→ **Your instructions**:
In the records below, find the line containing "Decode this image"; give it again exactly, along with every line that follows, and nothing else.

---

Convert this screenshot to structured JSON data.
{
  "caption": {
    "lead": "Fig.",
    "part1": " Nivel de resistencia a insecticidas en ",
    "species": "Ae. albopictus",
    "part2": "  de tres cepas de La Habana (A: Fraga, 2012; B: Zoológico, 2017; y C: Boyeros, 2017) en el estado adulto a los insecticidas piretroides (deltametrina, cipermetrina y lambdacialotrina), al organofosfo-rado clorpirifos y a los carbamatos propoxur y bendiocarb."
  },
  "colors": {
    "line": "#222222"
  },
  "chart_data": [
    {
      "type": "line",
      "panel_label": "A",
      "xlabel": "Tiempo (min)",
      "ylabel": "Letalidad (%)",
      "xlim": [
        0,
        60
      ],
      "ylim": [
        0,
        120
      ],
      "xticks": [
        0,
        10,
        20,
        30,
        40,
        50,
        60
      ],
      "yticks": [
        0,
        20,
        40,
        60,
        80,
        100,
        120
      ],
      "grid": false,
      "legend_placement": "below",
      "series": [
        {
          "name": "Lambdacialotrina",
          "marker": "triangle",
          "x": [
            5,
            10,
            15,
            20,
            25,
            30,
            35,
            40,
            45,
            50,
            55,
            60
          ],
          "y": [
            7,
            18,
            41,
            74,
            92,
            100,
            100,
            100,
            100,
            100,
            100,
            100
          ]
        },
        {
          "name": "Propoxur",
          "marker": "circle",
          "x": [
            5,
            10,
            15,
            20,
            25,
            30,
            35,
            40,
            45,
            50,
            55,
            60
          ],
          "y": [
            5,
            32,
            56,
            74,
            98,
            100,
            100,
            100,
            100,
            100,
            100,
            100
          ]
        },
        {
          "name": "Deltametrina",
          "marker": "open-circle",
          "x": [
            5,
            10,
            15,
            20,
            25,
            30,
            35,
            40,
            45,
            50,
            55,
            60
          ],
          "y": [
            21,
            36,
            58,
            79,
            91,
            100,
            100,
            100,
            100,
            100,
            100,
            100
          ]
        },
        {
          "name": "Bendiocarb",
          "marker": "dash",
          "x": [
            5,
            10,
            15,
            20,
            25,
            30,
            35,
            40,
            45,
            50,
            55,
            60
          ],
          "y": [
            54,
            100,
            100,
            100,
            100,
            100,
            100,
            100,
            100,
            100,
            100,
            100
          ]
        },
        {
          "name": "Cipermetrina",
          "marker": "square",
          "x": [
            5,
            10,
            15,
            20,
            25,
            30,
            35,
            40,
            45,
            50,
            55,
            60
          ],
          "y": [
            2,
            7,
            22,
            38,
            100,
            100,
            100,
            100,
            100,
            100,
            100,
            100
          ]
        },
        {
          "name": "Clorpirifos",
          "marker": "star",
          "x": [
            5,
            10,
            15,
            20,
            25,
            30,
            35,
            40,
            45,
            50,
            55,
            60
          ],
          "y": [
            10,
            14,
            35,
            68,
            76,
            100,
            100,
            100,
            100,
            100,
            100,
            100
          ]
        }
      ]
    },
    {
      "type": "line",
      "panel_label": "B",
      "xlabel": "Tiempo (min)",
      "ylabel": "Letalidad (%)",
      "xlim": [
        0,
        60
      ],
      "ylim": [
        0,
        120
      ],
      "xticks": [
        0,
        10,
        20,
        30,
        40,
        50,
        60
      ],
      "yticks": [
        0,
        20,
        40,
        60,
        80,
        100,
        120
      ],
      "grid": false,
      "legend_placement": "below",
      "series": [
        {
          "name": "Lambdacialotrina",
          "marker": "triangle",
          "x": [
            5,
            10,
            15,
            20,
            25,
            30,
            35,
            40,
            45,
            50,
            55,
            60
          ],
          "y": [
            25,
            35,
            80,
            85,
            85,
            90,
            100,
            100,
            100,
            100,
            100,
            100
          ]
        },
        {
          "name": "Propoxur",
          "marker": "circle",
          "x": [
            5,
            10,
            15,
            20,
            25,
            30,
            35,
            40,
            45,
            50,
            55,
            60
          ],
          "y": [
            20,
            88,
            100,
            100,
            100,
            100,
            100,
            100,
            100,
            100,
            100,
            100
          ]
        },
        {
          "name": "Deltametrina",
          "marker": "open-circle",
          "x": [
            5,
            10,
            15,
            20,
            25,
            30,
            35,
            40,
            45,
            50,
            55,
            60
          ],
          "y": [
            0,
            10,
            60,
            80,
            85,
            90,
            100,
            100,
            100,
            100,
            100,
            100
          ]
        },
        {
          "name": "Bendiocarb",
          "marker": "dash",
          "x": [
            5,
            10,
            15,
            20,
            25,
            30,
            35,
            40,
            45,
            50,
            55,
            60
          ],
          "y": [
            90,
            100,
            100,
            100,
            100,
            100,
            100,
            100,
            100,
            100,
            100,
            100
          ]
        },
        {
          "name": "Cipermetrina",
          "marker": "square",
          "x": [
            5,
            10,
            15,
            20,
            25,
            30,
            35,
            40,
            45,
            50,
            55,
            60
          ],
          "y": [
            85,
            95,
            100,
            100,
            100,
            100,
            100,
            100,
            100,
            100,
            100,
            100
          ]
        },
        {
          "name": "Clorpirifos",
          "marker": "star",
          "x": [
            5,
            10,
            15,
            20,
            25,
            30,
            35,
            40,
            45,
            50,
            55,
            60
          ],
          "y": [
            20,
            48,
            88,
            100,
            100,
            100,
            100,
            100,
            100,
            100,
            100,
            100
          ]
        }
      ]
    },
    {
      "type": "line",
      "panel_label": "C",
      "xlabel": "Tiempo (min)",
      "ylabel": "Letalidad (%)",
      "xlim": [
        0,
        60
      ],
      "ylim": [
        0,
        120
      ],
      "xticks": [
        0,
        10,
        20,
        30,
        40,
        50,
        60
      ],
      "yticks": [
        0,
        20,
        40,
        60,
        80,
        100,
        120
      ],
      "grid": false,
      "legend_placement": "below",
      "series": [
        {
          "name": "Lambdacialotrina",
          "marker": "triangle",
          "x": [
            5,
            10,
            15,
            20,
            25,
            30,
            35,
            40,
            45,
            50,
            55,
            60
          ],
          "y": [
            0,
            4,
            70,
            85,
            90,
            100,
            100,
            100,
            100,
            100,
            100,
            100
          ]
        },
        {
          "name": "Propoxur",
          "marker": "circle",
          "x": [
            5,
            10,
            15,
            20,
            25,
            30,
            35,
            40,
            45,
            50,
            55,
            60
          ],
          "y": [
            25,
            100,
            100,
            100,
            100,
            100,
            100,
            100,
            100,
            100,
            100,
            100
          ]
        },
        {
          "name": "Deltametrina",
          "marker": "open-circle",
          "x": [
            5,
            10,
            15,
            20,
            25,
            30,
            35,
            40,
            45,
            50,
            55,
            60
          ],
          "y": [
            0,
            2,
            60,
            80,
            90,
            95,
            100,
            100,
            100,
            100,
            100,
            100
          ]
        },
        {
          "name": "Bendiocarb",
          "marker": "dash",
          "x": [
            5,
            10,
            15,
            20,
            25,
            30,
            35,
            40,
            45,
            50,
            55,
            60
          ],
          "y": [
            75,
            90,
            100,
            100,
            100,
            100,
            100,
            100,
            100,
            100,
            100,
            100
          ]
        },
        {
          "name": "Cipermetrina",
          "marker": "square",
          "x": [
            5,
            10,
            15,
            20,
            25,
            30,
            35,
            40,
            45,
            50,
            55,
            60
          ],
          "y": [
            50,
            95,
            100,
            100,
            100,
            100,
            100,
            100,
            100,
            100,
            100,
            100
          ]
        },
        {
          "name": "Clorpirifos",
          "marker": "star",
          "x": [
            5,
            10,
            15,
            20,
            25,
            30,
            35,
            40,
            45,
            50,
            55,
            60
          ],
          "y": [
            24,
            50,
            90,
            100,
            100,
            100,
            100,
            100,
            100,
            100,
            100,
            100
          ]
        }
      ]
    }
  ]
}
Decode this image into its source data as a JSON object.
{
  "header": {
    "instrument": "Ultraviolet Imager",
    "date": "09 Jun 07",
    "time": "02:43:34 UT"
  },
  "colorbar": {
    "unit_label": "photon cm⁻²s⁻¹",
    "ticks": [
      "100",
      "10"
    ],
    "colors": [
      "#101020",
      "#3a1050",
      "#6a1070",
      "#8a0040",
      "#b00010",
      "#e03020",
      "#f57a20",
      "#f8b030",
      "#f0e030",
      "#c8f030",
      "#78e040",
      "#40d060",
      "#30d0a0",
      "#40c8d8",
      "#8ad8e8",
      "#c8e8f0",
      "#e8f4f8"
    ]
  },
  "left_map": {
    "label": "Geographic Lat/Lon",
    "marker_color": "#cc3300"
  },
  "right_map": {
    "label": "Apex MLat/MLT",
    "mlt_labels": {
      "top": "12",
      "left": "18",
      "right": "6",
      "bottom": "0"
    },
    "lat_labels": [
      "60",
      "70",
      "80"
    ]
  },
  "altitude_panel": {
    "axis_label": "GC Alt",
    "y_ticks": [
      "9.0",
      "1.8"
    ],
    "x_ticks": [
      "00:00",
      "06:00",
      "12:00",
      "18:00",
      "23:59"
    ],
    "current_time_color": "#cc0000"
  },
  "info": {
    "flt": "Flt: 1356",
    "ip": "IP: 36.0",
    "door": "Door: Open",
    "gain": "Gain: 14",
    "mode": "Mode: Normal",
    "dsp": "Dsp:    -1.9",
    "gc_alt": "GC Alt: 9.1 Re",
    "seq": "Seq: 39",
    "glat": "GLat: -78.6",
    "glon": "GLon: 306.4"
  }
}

---

→ **Result**:
Decode this image into its source data as a JSON object.
{
  "header": {
    "instrument": "Ultraviolet Imager",
    "date": "09 Jun 07",
    "time": "02:43:34 UT"
  },
  "colorbar": {
    "unit_label": "photon cm⁻²s⁻¹",
    "ticks": [
      "100",
      "10"
    ],
    "colors": [
      "#101020",
      "#3a1050",
      "#6a1070",
      "#8a0040",
      "#b00010",
      "#e03020",
      "#f57a20",
      "#f8b030",
      "#f0e030",
      "#c8f030",
      "#78e040",
      "#40d060",
      "#30d0a0",
      "#40c8d8",
      "#8ad8e8",
      "#c8e8f0",
      "#e8f4f8"
    ]
  },
  "left_map": {
    "label": "Geographic Lat/Lon",
    "marker_color": "#cc3300"
  },
  "right_map": {
    "label": "Apex MLat/MLT",
    "mlt_labels": {
      "top": "12",
      "left": "18",
      "right": "6",
      "bottom": "0"
    },
    "lat_labels": [
      "60",
      "70",
      "80"
    ]
  },
  "altitude_panel": {
    "axis_label": "GC Alt",
    "y_ticks": [
      "9.0",
      "1.8"
    ],
    "x_ticks": [
      "00:00",
      "06:00",
      "12:00",
      "18:00",
      "23:59"
    ],
    "current_time_color": "#cc0000"
  },
  "info": {
    "flt": "Flt: 1356",
    "ip": "IP: 36.0",
    "door": "Door: Open",
    "gain": "Gain: 14",
    "mode": "Mode: Normal",
    "dsp": "Dsp:    -1.9",
    "gc_alt": "GC Alt: 9.1 Re",
    "seq": "Seq: 39",
    "glat": "GLat: -78.6",
    "glon": "GLon: 306.4"
  }
}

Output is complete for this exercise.